AIM:
Would you extract the whole listing below and retype it exactly?

INFORMATION SHOWN:
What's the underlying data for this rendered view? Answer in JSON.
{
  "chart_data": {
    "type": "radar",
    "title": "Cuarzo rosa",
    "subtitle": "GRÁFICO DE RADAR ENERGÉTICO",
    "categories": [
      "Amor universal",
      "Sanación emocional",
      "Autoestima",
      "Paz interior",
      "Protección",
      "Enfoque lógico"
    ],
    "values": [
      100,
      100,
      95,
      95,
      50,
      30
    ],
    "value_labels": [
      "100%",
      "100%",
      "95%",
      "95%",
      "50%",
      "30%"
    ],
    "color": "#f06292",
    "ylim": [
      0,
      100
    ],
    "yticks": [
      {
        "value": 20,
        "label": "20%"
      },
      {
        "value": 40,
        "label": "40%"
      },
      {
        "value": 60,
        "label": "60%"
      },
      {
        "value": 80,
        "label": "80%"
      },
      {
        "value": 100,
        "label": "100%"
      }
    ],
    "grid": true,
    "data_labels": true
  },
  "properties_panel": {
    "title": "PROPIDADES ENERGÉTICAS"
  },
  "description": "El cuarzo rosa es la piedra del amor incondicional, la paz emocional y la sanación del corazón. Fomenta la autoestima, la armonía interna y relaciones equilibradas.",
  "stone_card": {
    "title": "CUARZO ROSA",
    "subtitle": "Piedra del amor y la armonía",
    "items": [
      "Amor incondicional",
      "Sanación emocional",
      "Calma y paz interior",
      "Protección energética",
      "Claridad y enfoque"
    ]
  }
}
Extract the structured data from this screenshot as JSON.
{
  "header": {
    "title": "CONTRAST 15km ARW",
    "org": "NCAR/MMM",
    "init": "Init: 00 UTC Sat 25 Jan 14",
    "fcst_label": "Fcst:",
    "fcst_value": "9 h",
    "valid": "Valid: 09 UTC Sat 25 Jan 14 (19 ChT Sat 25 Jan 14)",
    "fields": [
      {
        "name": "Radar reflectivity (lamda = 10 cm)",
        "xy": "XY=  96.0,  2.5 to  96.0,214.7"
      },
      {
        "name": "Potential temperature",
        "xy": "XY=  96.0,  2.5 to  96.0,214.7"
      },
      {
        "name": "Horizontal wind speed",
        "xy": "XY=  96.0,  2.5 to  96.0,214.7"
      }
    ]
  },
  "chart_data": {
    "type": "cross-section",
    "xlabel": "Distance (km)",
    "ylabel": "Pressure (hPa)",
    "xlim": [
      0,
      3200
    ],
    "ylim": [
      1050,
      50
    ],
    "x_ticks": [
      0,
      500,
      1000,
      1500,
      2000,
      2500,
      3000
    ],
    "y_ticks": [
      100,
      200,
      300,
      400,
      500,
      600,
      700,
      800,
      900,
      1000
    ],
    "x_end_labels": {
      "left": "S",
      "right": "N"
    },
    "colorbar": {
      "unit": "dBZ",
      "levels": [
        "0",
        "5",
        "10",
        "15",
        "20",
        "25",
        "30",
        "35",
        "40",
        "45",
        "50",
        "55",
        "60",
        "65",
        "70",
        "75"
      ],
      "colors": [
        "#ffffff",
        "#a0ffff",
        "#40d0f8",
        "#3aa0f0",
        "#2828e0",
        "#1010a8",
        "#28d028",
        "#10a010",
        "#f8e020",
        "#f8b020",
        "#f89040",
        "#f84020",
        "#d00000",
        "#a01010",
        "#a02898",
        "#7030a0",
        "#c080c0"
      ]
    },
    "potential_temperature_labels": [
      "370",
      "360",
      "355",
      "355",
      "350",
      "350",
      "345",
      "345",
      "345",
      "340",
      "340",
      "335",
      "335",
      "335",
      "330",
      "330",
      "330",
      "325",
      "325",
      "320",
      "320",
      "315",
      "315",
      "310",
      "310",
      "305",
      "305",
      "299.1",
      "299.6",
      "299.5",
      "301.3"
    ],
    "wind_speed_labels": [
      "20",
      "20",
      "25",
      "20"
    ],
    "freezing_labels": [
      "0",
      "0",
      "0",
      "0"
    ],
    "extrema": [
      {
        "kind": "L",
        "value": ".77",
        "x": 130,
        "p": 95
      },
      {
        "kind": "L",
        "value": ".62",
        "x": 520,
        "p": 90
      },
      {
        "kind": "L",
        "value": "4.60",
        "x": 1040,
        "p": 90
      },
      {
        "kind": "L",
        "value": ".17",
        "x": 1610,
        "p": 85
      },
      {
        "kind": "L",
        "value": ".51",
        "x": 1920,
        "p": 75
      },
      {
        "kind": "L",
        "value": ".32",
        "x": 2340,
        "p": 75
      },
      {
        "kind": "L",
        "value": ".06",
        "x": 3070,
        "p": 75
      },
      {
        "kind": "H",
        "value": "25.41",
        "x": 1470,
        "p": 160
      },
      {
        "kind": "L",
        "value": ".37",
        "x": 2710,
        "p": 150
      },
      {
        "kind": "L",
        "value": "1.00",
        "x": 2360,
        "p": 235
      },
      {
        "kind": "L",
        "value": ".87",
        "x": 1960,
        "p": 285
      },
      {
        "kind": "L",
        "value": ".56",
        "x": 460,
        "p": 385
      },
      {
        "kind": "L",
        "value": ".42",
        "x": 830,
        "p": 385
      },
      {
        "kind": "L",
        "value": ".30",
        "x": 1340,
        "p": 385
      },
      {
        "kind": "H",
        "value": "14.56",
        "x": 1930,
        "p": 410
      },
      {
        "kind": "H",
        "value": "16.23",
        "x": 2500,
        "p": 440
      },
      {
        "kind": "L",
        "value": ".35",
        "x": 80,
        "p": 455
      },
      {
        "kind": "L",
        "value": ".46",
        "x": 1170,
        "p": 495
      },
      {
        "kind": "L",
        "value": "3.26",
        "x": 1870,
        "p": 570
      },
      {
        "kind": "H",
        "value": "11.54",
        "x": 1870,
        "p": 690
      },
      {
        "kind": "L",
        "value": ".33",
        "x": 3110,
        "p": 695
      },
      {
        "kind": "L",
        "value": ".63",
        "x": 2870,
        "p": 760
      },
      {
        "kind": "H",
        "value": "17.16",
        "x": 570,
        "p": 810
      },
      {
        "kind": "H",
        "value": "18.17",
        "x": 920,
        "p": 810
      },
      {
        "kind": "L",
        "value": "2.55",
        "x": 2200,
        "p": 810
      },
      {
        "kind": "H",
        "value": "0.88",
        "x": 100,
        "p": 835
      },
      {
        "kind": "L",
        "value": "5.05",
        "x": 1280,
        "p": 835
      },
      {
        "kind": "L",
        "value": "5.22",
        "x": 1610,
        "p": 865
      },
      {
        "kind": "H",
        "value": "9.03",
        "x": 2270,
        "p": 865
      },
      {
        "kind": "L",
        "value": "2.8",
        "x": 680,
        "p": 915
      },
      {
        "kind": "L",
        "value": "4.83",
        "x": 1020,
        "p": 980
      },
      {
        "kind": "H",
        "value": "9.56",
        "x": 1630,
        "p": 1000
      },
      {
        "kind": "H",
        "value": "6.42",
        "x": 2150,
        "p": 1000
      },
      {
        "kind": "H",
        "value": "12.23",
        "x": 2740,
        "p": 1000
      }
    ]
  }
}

FULL SOLUTION:
What's the underlying data for this rendered view? Answer in JSON.
{
  "chart_data": {
    "type": "radar",
    "title": "Cuarzo rosa",
    "subtitle": "GRÁFICO DE RADAR ENERGÉTICO",
    "categories": [
      "Amor universal",
      "Sanación emocional",
      "Autoestima",
      "Paz interior",
      "Protección",
      "Enfoque lógico"
    ],
    "values": [
      100,
      100,
      95,
      95,
      50,
      30
    ],
    "value_labels": [
      "100%",
      "100%",
      "95%",
      "95%",
      "50%",
      "30%"
    ],
    "color": "#f06292",
    "ylim": [
      0,
      100
    ],
    "yticks": [
      {
        "value": 20,
        "label": "20%"
      },
      {
        "value": 40,
        "label": "40%"
      },
      {
        "value": 60,
        "label": "60%"
      },
      {
        "value": 80,
        "label": "80%"
      },
      {
        "value": 100,
        "label": "100%"
      }
    ],
    "grid": true,
    "data_labels": true
  },
  "properties_panel": {
    "title": "PROPIDADES ENERGÉTICAS"
  },
  "description": "El cuarzo rosa es la piedra del amor incondicional, la paz emocional y la sanación del corazón. Fomenta la autoestima, la armonía interna y relaciones equilibradas.",
  "stone_card": {
    "title": "CUARZO ROSA",
    "subtitle": "Piedra del amor y la armonía",
    "items": [
      "Amor incondicional",
      "Sanación emocional",
      "Calma y paz interior",
      "Protección energética",
      "Claridad y enfoque"
    ]
  }
}
Extract the structured data from this screenshot as JSON.
{
  "header": {
    "title": "CONTRAST 15km ARW",
    "org": "NCAR/MMM",
    "init": "Init: 00 UTC Sat 25 Jan 14",
    "fcst_label": "Fcst:",
    "fcst_value": "9 h",
    "valid": "Valid: 09 UTC Sat 25 Jan 14 (19 ChT Sat 25 Jan 14)",
    "fields": [
      {
        "name": "Radar reflectivity (lamda = 10 cm)",
        "xy": "XY=  96.0,  2.5 to  96.0,214.7"
      },
      {
        "name": "Potential temperature",
        "xy": "XY=  96.0,  2.5 to  96.0,214.7"
      },
      {
        "name": "Horizontal wind speed",
        "xy": "XY=  96.0,  2.5 to  96.0,214.7"
      }
    ]
  },
  "chart_data": {
    "type": "cross-section",
    "xlabel": "Distance (km)",
    "ylabel": "Pressure (hPa)",
    "xlim": [
      0,
      3200
    ],
    "ylim": [
      1050,
      50
    ],
    "x_ticks": [
      0,
      500,
      1000,
      1500,
      2000,
      2500,
      3000
    ],
    "y_ticks": [
      100,
      200,
      300,
      400,
      500,
      600,
      700,
      800,
      900,
      1000
    ],
    "x_end_labels": {
      "left": "S",
      "right": "N"
    },
    "colorbar": {
      "unit": "dBZ",
      "levels": [
        "0",
        "5",
        "10",
        "15",
        "20",
        "25",
        "30",
        "35",
        "40",
        "45",
        "50",
        "55",
        "60",
        "65",
        "70",
        "75"
      ],
      "colors": [
        "#ffffff",
        "#a0ffff",
        "#40d0f8",
        "#3aa0f0",
        "#2828e0",
        "#1010a8",
        "#28d028",
        "#10a010",
        "#f8e020",
        "#f8b020",
        "#f89040",
        "#f84020",
        "#d00000",
        "#a01010",
        "#a02898",
        "#7030a0",
        "#c080c0"
      ]
    },
    "potential_temperature_labels": [
      "370",
      "360",
      "355",
      "355",
      "350",
      "350",
      "345",
      "345",
      "345",
      "340",
      "340",
      "335",
      "335",
      "335",
      "330",
      "330",
      "330",
      "325",
      "325",
      "320",
      "320",
      "315",
      "315",
      "310",
      "310",
      "305",
      "305",
      "299.1",
      "299.6",
      "299.5",
      "301.3"
    ],
    "wind_speed_labels": [
      "20",
      "20",
      "25",
      "20"
    ],
    "freezing_labels": [
      "0",
      "0",
      "0",
      "0"
    ],
    "extrema": [
      {
        "kind": "L",
        "value": ".77",
        "x": 130,
        "p": 95
      },
      {
        "kind": "L",
        "value": ".62",
        "x": 520,
        "p": 90
      },
      {
        "kind": "L",
        "value": "4.60",
        "x": 1040,
        "p": 90
      },
      {
        "kind": "L",
        "value": ".17",
        "x": 1610,
        "p": 85
      },
      {
        "kind": "L",
        "value": ".51",
        "x": 1920,
        "p": 75
      },
      {
        "kind": "L",
        "value": ".32",
        "x": 2340,
        "p": 75
      },
      {
        "kind": "L",
        "value": ".06",
        "x": 3070,
        "p": 75
      },
      {
        "kind": "H",
        "value": "25.41",
        "x": 1470,
        "p": 160
      },
      {
        "kind": "L",
        "value": ".37",
        "x": 2710,
        "p": 150
      },
      {
        "kind": "L",
        "value": "1.00",
        "x": 2360,
        "p": 235
      },
      {
        "kind": "L",
        "value": ".87",
        "x": 1960,
        "p": 285
      },
      {
        "kind": "L",
        "value": ".56",
        "x": 460,
        "p": 385
      },
      {
        "kind": "L",
        "value": ".42",
        "x": 830,
        "p": 385
      },
      {
        "kind": "L",
        "value": ".30",
        "x": 1340,
        "p": 385
      },
      {
        "kind": "H",
        "value": "14.56",
        "x": 1930,
        "p": 410
      },
      {
        "kind": "H",
        "value": "16.23",
        "x": 2500,
        "p": 440
      },
      {
        "kind": "L",
        "value": ".35",
        "x": 80,
        "p": 455
      },
      {
        "kind": "L",
        "value": ".46",
        "x": 1170,
        "p": 495
      },
      {
        "kind": "L",
        "value": "3.26",
        "x": 1870,
        "p": 570
      },
      {
        "kind": "H",
        "value": "11.54",
        "x": 1870,
        "p": 690
      },
      {
        "kind": "L",
        "value": ".33",
        "x": 3110,
        "p": 695
      },
      {
        "kind": "L",
        "value": ".63",
        "x": 2870,
        "p": 760
      },
      {
        "kind": "H",
        "value": "17.16",
        "x": 570,
        "p": 810
      },
      {
        "kind": "H",
        "value": "18.17",
        "x": 920,
        "p": 810
      },
      {
        "kind": "L",
        "value": "2.55",
        "x": 2200,
        "p": 810
      },
      {
        "kind": "H",
        "value": "0.88",
        "x": 100,
        "p": 835
      },
      {
        "kind": "L",
        "value": "5.05",
        "x": 1280,
        "p": 835
      },
      {
        "kind": "L",
        "value": "5.22",
        "x": 1610,
        "p": 865
      },
      {
        "kind": "H",
        "value": "9.03",
        "x": 2270,
        "p": 865
      },
      {
        "kind": "L",
        "value": "2.8",
        "x": 680,
        "p": 915
      },
      {
        "kind": "L",
        "value": "4.83",
        "x": 1020,
        "p": 980
      },
      {
        "kind": "H",
        "value": "9.56",
        "x": 1630,
        "p": 1000
      },
      {
        "kind": "H",
        "value": "6.42",
        "x": 2150,
        "p": 1000
      },
      {
        "kind": "H",
        "value": "12.23",
        "x": 2740,
        "p": 1000
      }
    ]
  }
}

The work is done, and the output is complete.